**AIM:** Report the count of lines below in which the string "columns" occurs; include nothing else.

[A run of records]
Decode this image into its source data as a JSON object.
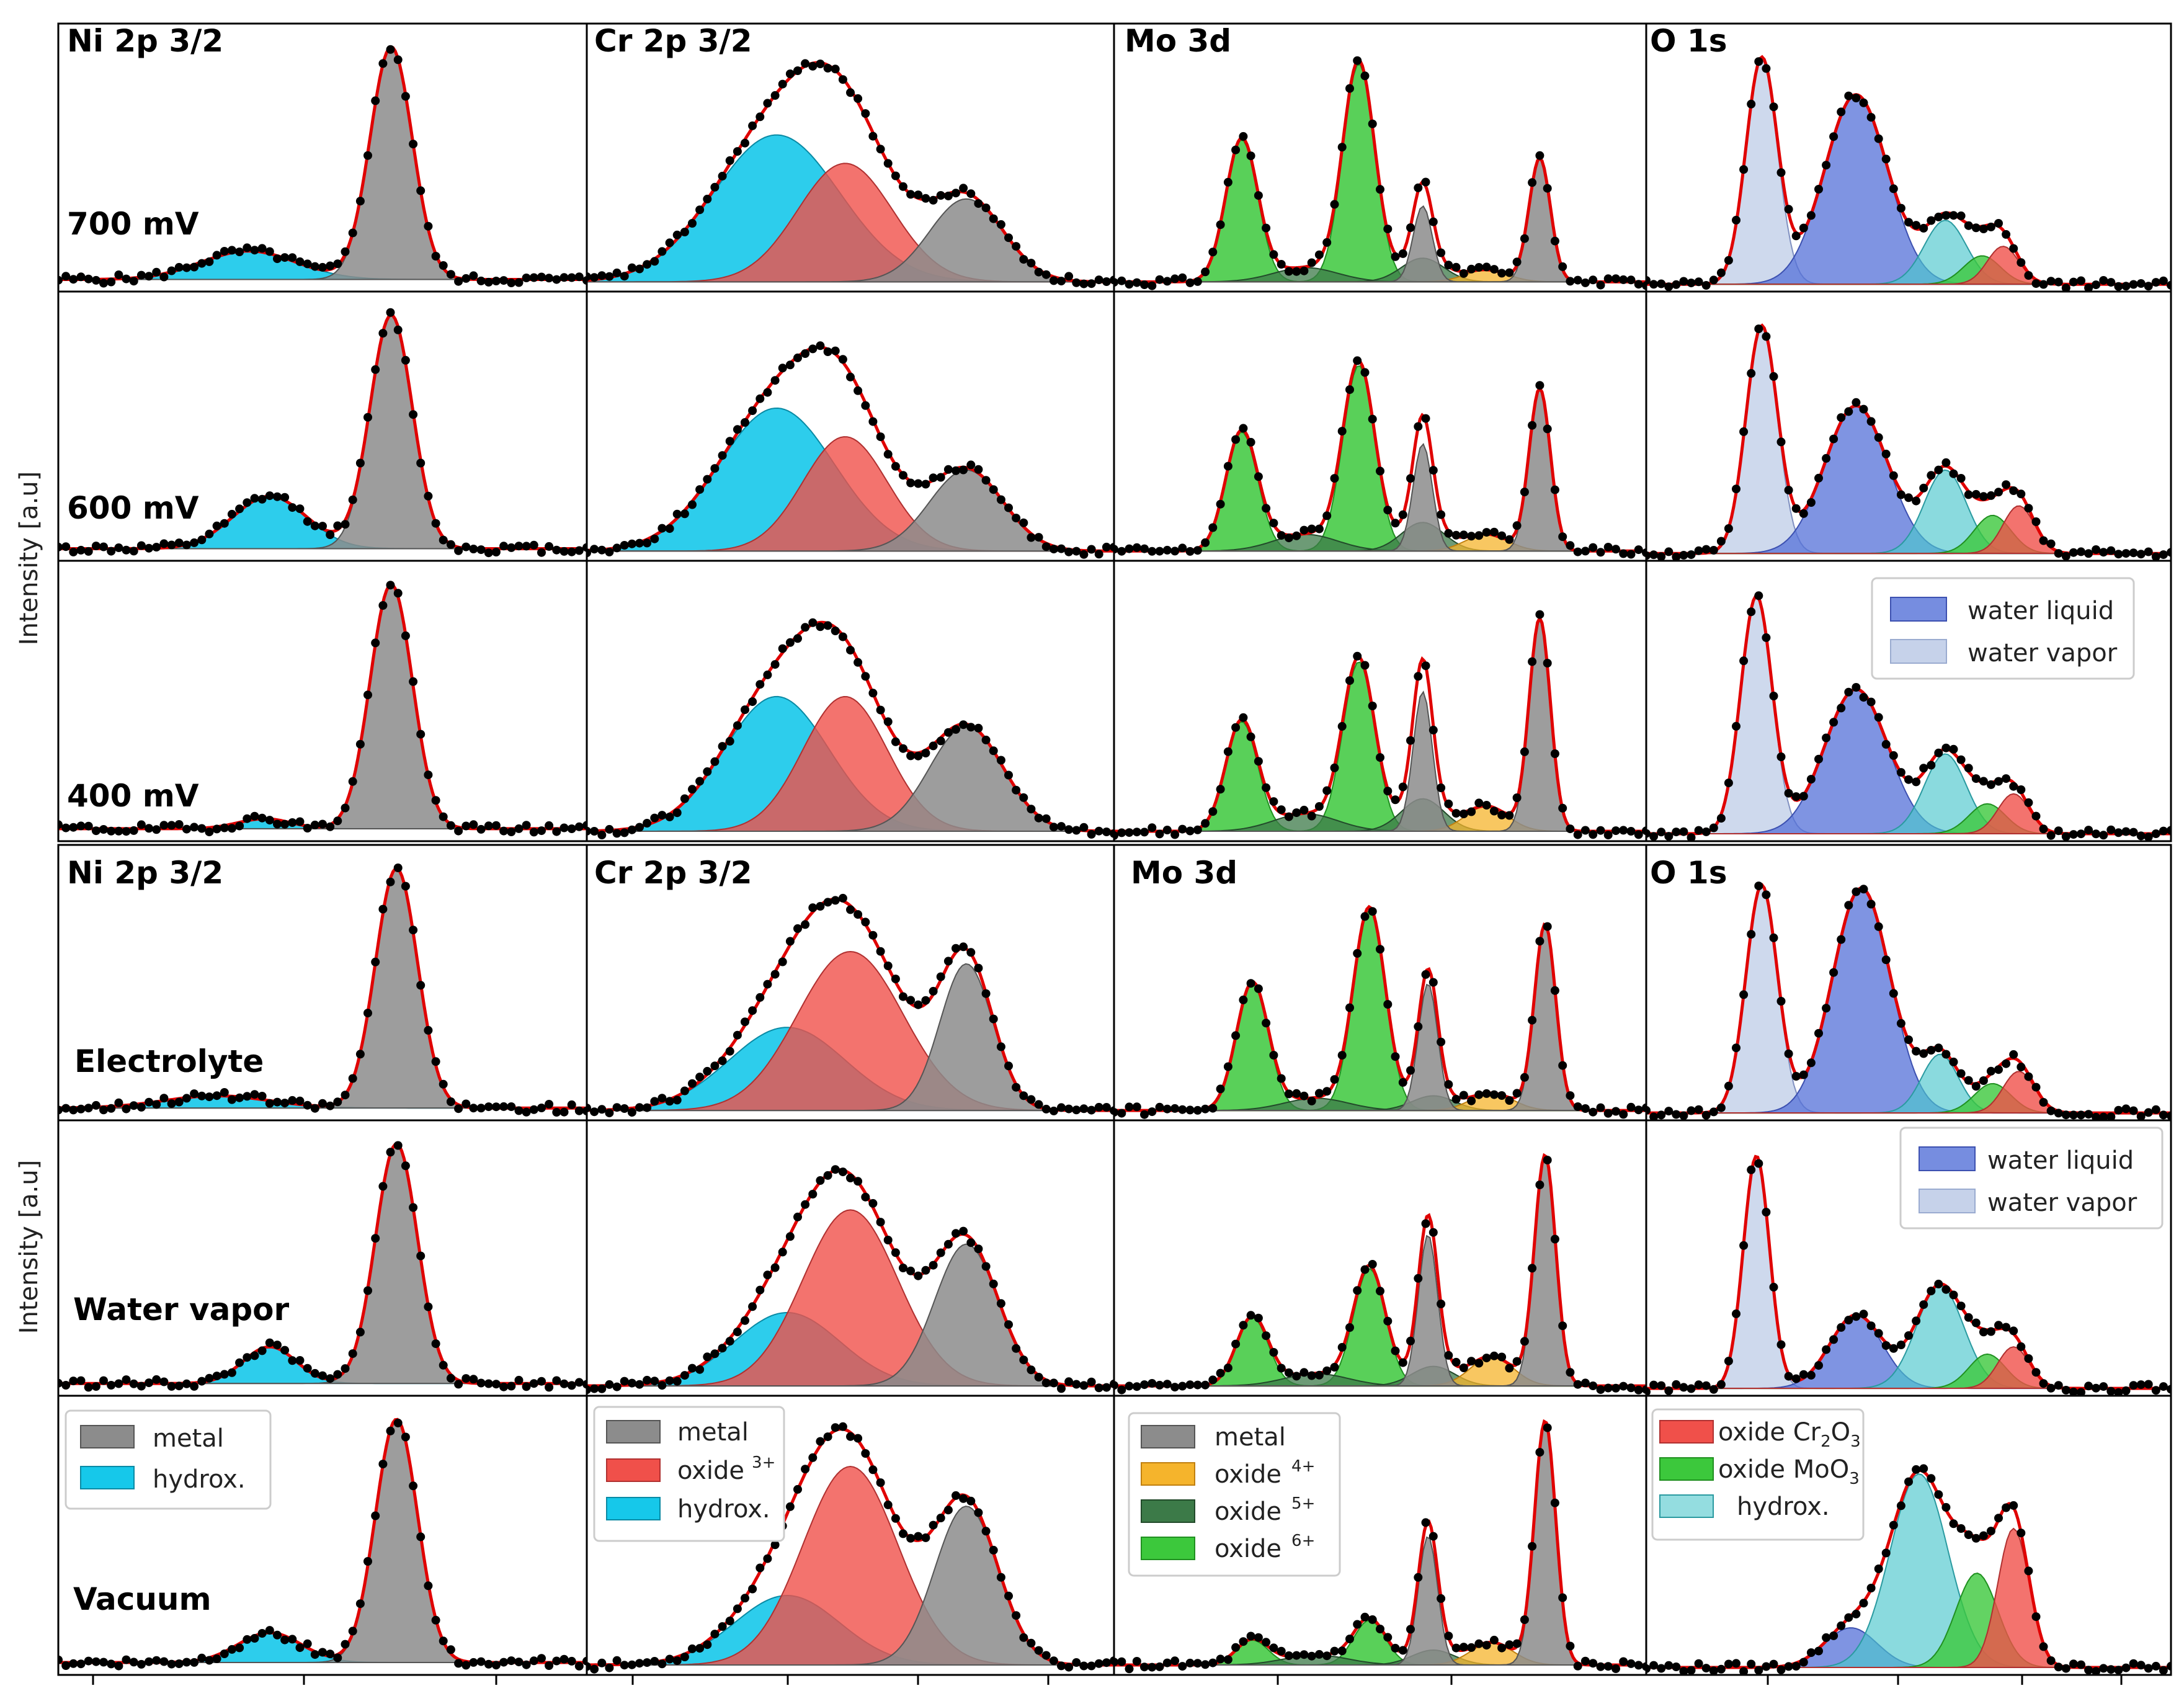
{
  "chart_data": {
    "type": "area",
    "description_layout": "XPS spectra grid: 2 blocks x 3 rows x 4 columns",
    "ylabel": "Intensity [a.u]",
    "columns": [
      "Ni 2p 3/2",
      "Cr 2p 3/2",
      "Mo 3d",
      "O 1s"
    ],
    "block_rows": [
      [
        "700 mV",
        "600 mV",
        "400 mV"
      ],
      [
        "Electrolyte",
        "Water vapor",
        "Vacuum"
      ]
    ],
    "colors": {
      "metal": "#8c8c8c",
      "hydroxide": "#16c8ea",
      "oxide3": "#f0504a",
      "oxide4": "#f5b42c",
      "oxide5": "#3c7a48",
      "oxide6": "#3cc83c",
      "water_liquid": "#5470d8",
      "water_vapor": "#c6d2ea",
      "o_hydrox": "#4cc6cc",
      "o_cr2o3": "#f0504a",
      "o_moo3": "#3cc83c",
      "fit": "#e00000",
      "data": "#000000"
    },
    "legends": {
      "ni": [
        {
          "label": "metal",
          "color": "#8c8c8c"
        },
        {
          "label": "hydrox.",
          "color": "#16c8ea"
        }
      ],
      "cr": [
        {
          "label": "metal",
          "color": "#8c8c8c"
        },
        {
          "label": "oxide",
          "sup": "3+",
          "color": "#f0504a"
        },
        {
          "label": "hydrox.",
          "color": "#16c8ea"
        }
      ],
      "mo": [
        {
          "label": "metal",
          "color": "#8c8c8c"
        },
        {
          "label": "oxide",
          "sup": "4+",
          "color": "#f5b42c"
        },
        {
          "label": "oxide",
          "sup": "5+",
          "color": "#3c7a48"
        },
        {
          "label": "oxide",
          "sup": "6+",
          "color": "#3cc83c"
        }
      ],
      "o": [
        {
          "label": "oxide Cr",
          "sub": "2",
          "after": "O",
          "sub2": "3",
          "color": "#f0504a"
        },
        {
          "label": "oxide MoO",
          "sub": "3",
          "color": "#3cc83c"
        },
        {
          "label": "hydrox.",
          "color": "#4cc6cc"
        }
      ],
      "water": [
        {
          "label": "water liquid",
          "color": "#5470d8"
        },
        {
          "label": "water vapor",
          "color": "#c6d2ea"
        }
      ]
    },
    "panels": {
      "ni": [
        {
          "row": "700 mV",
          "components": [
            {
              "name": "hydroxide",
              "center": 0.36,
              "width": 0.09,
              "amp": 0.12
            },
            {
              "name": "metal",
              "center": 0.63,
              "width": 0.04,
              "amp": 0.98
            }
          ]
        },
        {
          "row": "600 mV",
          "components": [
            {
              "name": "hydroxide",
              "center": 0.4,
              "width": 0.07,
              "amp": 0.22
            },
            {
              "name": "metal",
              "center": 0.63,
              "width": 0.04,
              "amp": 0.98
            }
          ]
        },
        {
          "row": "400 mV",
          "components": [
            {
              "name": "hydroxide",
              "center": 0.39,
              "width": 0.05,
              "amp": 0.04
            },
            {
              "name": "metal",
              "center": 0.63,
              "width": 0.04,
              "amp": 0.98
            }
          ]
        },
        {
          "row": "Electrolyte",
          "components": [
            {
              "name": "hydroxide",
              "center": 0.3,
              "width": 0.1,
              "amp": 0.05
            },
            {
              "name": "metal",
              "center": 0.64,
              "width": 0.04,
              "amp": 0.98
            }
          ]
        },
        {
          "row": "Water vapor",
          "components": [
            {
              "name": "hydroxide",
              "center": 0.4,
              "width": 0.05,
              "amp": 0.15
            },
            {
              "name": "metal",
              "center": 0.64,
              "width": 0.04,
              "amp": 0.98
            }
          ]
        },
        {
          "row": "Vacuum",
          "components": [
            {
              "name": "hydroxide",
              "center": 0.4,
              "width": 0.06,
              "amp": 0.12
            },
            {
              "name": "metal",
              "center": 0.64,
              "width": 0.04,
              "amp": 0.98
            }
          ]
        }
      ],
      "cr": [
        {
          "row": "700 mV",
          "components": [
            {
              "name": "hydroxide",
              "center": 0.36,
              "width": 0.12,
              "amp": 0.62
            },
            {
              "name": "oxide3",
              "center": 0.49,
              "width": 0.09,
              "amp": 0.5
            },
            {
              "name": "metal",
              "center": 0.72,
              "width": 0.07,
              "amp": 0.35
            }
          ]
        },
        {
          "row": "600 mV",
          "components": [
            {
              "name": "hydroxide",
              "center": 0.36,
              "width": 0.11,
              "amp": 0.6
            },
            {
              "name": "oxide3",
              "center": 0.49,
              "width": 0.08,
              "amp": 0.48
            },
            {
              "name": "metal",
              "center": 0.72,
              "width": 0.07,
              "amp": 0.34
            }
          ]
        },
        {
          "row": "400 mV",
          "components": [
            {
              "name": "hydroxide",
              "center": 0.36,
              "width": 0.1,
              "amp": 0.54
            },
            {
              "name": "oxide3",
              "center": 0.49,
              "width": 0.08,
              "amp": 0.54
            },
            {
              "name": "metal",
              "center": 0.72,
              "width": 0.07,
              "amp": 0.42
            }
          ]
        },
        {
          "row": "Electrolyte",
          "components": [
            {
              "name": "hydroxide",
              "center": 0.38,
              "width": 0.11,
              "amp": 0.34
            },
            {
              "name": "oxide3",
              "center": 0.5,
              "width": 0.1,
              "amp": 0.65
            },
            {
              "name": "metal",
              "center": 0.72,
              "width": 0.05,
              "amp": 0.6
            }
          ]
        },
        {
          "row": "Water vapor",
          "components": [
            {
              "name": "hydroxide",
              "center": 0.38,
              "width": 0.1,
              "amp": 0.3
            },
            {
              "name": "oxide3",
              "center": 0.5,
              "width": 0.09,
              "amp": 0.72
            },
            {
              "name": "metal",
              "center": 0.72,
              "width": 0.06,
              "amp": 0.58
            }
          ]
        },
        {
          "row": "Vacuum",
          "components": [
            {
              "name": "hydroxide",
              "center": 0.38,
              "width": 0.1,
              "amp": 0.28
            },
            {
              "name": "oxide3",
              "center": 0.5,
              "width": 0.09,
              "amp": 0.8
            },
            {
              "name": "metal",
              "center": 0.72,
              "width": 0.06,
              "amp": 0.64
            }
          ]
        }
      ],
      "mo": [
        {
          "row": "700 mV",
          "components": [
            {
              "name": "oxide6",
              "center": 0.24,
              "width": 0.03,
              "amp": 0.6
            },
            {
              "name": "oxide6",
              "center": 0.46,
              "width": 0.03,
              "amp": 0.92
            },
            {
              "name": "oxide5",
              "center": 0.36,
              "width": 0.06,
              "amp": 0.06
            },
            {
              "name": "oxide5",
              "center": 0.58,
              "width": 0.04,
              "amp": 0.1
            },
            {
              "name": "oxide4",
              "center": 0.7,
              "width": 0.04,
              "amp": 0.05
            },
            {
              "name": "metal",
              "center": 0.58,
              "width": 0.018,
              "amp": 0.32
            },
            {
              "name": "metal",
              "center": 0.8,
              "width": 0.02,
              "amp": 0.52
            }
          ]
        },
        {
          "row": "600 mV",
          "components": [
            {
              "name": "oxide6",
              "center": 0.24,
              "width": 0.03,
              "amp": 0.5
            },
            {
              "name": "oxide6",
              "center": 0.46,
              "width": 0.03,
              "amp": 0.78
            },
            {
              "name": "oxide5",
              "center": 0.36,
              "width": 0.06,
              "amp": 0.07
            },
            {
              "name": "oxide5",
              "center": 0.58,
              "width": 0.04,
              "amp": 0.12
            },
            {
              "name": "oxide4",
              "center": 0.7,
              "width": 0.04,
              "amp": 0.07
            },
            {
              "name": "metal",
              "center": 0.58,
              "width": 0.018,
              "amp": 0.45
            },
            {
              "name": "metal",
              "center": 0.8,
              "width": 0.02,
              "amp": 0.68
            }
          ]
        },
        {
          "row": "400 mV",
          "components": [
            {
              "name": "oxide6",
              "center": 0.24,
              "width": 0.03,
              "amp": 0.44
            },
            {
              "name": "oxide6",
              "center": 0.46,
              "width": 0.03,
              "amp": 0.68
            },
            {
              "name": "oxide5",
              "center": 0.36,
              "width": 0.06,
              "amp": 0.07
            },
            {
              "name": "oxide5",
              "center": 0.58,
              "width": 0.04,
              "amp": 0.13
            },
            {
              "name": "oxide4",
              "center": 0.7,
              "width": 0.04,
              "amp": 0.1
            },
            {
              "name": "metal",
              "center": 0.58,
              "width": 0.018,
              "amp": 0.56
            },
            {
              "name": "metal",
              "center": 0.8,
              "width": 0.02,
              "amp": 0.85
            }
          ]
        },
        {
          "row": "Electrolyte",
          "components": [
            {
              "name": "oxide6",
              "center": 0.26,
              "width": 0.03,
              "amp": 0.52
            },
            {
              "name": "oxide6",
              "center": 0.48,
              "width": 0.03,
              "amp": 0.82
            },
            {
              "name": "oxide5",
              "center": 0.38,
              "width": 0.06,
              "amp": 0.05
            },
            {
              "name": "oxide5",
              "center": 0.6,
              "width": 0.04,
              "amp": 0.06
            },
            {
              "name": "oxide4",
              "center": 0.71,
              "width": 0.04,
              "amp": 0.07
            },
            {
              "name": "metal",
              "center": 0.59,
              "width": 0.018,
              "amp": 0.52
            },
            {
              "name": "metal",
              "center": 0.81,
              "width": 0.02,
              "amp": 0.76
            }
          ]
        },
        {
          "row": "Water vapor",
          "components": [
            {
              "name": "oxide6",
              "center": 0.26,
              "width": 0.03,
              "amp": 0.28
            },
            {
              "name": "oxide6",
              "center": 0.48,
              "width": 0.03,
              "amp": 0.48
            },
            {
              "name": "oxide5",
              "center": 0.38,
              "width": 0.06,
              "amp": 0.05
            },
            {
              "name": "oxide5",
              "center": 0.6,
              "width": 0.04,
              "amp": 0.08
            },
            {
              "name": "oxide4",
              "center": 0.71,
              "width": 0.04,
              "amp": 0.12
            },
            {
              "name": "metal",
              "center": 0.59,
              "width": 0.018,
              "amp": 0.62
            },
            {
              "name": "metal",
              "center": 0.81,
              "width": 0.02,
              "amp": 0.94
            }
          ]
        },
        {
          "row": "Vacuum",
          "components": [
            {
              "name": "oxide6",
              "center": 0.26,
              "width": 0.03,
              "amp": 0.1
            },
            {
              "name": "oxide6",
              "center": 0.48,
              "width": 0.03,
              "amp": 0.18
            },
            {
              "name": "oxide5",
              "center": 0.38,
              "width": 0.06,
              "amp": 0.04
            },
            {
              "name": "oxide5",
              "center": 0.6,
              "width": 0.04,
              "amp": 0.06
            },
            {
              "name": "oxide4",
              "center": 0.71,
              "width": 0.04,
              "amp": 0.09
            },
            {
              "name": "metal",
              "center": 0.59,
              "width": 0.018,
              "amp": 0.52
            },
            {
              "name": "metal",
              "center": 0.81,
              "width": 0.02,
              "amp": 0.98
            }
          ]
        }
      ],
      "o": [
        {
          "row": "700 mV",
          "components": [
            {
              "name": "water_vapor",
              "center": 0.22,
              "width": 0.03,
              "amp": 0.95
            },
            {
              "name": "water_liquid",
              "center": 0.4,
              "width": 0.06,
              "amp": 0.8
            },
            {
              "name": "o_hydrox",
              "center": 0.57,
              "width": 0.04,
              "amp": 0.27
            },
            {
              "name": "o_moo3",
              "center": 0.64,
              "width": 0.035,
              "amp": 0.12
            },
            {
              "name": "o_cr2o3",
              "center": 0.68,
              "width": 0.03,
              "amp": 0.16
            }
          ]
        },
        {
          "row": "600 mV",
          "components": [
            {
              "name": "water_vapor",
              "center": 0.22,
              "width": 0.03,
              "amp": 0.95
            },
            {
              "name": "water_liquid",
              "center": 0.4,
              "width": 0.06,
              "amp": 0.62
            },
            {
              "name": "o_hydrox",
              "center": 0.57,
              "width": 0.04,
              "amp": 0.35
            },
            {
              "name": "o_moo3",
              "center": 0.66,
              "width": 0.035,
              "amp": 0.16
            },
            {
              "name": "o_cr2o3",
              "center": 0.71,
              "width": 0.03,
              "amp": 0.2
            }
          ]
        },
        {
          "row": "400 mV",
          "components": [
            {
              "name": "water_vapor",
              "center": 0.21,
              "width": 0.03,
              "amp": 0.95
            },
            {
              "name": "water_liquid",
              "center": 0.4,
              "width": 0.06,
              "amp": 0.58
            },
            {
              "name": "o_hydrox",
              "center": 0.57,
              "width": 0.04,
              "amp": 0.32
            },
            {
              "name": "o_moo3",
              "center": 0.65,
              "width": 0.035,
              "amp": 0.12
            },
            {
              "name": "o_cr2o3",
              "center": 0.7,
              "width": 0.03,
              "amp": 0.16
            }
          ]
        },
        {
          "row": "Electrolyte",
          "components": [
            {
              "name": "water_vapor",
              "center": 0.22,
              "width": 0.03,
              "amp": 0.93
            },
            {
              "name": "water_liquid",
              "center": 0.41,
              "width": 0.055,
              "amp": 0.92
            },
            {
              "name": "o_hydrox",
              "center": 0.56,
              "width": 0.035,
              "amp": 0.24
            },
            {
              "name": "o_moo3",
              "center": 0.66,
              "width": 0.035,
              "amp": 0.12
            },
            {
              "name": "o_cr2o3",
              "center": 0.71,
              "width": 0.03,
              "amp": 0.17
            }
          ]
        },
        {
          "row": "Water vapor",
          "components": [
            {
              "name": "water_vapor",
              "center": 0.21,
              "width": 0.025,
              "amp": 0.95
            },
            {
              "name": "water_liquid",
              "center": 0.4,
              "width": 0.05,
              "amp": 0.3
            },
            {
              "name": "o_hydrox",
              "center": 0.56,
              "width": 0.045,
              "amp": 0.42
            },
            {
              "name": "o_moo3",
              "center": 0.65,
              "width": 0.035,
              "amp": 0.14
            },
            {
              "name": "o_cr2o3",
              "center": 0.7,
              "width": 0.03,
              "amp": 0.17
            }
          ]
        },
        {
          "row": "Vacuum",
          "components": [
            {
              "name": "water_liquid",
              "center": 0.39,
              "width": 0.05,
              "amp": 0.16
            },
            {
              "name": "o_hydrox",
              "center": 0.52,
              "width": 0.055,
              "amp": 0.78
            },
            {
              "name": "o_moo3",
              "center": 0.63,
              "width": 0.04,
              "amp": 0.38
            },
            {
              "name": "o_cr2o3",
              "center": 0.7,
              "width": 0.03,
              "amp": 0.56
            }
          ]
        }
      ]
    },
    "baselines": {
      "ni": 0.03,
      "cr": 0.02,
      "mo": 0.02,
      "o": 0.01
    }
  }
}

**FULL SOLUTION:** 2